[Instruction]: Pick out all lines with the word "months" from the records that follow.

[The input]:
»»

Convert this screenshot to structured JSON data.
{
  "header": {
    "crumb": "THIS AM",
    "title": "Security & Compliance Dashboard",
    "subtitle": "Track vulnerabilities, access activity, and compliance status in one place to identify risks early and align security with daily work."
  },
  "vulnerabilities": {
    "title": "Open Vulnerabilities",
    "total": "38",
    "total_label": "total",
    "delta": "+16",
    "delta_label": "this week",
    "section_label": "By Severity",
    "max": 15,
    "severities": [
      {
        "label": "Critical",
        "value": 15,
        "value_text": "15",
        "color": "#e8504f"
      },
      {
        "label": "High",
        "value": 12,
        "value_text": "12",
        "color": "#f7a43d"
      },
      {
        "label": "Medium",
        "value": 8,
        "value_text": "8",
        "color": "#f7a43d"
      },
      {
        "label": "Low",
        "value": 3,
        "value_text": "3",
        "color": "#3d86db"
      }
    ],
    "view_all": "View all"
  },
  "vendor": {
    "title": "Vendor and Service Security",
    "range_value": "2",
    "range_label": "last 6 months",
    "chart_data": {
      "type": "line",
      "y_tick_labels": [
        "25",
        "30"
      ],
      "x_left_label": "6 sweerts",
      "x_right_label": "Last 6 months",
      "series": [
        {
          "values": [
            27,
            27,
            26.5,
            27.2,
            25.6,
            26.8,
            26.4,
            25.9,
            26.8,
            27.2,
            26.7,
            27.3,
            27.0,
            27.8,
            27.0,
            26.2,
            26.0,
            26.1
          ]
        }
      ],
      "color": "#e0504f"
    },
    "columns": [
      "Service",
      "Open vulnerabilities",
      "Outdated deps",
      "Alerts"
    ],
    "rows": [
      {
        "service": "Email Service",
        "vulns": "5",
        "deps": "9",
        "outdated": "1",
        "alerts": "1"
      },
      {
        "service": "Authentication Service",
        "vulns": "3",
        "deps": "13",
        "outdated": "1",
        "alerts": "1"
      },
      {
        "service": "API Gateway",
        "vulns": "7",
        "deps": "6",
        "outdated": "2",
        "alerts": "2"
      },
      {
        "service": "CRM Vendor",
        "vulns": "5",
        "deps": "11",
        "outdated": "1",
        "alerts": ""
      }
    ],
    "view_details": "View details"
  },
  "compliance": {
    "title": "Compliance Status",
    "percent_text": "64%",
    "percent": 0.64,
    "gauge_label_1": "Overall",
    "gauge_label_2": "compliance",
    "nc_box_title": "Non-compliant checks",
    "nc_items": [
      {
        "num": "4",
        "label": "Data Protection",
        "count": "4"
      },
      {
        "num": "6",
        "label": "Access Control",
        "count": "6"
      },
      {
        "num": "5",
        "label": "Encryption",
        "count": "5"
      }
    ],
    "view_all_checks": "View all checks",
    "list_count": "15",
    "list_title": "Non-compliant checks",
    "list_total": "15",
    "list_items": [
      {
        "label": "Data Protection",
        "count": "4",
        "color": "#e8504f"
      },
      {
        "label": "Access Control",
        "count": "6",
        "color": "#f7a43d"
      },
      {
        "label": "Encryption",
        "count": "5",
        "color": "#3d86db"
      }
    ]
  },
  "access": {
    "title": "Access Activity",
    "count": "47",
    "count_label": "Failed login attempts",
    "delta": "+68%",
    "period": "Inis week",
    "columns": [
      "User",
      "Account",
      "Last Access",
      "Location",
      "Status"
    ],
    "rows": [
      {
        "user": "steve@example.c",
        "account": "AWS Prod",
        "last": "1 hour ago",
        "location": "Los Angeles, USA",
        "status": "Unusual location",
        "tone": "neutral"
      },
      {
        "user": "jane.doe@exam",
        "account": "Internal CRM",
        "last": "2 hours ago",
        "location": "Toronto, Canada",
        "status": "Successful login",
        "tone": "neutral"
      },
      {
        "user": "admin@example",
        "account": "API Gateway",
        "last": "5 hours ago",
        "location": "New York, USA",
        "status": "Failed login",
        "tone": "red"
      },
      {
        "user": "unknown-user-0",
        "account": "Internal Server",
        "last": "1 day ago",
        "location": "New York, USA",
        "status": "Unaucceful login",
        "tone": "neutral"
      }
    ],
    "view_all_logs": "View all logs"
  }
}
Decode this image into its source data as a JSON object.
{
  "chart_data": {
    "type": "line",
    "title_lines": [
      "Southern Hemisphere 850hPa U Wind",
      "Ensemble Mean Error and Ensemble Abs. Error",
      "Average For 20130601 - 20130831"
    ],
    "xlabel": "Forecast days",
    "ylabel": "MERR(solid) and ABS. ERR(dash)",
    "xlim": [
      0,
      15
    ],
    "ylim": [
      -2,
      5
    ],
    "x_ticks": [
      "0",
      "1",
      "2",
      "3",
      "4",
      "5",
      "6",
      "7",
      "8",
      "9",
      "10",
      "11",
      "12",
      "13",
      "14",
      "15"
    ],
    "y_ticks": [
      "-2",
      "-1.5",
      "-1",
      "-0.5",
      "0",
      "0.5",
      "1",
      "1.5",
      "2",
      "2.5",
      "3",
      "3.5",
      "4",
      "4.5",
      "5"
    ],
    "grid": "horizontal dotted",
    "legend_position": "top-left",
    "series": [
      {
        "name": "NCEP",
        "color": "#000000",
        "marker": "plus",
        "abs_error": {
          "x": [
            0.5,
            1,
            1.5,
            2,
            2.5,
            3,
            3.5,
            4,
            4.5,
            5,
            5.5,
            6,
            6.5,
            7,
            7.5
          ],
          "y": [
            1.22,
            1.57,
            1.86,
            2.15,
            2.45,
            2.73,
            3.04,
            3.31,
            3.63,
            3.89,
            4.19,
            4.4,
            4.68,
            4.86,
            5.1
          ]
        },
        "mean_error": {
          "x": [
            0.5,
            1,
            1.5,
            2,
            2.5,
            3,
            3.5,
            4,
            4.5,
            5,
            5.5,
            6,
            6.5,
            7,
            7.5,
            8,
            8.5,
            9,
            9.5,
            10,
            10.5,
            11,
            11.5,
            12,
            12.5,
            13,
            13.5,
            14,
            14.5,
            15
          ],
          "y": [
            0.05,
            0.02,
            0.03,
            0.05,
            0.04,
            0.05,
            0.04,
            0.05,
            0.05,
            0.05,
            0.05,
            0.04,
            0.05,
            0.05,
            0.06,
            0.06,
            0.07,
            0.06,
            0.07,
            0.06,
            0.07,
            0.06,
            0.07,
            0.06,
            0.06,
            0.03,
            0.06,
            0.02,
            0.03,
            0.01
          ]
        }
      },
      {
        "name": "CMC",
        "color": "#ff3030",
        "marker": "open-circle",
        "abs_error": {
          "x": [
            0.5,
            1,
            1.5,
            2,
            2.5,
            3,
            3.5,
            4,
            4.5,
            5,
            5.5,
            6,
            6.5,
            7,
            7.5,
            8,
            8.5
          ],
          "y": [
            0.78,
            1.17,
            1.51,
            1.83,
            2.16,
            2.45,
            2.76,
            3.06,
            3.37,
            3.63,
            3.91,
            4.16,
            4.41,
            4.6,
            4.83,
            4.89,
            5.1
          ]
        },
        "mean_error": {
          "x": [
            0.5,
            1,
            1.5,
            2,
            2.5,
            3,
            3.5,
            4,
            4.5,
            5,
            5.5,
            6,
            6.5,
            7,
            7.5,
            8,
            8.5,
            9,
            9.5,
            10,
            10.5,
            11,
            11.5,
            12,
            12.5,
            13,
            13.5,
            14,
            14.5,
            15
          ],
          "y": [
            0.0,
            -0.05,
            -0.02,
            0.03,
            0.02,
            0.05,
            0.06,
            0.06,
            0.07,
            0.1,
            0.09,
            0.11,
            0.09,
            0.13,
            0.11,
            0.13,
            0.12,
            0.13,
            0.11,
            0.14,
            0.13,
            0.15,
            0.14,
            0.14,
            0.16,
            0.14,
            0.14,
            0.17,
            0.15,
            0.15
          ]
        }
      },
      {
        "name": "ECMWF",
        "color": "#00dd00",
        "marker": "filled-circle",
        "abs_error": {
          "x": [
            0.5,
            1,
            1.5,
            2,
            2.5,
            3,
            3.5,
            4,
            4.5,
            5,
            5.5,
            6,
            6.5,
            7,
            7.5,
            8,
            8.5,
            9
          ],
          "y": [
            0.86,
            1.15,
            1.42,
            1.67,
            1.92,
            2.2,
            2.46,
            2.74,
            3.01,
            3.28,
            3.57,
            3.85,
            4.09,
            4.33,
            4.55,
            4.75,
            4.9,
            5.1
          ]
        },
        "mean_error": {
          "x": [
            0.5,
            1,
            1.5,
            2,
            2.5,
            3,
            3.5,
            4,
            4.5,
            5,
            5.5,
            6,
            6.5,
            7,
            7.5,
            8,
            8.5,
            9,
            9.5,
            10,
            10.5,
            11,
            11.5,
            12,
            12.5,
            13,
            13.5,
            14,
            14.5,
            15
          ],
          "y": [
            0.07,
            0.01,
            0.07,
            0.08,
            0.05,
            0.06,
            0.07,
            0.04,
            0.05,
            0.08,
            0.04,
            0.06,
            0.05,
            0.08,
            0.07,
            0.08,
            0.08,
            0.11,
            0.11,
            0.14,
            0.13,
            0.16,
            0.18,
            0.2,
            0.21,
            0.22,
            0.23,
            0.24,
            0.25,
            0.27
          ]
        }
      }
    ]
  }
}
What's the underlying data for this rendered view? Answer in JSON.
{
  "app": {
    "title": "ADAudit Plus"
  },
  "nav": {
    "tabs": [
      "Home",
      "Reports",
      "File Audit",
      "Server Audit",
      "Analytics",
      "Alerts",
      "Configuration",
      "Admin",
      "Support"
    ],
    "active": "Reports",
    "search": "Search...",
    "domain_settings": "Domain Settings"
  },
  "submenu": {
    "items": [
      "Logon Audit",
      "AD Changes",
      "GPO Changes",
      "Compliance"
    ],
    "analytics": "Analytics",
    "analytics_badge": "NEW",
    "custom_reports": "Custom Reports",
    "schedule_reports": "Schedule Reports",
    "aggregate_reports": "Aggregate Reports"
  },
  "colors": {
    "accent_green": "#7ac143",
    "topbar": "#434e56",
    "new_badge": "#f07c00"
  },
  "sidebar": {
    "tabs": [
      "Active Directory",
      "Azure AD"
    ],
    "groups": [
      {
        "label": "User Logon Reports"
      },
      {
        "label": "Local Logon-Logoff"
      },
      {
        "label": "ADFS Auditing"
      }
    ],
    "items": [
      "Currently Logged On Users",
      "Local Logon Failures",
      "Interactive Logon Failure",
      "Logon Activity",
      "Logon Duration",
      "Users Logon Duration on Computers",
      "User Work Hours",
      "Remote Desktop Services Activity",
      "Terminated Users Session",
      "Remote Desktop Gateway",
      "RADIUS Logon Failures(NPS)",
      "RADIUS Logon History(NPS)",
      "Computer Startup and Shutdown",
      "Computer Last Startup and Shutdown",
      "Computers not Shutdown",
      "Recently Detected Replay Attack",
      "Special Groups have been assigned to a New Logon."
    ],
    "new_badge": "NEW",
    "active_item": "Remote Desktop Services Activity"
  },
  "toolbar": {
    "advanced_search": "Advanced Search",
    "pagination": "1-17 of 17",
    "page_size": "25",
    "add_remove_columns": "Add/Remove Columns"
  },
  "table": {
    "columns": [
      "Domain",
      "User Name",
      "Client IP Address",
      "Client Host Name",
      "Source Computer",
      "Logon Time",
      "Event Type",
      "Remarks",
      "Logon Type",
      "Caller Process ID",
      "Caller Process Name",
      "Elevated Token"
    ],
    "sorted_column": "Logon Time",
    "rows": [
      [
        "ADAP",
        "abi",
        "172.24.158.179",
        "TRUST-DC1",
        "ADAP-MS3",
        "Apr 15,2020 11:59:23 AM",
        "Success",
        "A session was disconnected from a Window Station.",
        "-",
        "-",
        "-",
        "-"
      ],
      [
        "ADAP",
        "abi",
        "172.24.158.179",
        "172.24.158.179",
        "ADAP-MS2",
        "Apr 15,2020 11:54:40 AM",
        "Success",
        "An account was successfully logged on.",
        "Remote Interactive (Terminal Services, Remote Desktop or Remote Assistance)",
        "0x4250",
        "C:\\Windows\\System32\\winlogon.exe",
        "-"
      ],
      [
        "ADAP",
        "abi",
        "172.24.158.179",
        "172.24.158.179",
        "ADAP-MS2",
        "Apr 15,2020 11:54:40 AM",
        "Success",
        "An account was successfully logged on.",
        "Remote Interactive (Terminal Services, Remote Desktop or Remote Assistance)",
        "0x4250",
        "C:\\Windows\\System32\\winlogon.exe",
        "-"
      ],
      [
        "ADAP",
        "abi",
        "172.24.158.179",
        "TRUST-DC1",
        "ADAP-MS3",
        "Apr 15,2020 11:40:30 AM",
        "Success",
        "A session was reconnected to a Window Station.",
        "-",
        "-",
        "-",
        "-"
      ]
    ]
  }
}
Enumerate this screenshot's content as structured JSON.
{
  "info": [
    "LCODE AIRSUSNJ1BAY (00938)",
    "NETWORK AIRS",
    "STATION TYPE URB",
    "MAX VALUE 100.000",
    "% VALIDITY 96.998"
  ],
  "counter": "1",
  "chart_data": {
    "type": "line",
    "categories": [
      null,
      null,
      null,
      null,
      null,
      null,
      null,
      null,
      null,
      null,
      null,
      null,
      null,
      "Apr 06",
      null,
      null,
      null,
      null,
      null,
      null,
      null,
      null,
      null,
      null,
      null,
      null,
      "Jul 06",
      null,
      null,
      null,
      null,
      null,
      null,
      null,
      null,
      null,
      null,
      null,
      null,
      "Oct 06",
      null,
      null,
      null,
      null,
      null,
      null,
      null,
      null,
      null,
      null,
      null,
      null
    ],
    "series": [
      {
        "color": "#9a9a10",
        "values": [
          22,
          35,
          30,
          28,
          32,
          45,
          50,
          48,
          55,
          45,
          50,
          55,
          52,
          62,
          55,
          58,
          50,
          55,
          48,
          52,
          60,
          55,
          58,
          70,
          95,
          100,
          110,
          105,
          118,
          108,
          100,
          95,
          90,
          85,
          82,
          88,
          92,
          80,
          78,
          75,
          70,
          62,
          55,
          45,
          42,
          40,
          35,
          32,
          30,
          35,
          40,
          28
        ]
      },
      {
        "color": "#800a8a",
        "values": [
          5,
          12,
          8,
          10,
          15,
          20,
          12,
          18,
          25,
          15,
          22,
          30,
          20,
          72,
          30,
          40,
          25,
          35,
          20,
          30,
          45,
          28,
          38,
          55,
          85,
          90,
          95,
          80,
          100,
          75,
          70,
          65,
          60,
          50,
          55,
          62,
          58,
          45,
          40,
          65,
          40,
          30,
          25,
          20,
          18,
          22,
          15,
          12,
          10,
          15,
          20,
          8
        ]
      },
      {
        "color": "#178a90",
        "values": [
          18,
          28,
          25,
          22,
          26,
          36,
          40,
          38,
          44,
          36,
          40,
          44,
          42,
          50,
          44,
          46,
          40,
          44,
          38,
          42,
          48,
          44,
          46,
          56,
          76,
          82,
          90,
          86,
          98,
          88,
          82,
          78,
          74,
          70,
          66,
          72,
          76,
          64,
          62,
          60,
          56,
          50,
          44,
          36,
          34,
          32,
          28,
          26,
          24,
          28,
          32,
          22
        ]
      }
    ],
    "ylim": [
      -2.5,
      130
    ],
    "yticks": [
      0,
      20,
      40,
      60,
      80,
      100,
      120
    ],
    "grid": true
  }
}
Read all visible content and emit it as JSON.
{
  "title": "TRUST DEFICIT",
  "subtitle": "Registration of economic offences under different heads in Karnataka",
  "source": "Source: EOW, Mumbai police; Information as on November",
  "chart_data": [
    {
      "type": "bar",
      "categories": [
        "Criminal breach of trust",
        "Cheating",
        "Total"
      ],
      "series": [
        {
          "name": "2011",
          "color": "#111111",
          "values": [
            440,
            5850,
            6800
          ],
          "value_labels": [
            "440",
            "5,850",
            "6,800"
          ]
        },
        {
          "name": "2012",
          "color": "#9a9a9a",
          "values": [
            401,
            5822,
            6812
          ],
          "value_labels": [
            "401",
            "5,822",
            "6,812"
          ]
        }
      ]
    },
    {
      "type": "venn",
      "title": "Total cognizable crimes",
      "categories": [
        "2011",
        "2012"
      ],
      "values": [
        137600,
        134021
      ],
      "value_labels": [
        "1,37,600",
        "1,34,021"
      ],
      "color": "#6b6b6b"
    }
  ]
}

««

[Correct answer]:
    "range_label": "last 6 months",
      "x_right_label": "Last 6 months",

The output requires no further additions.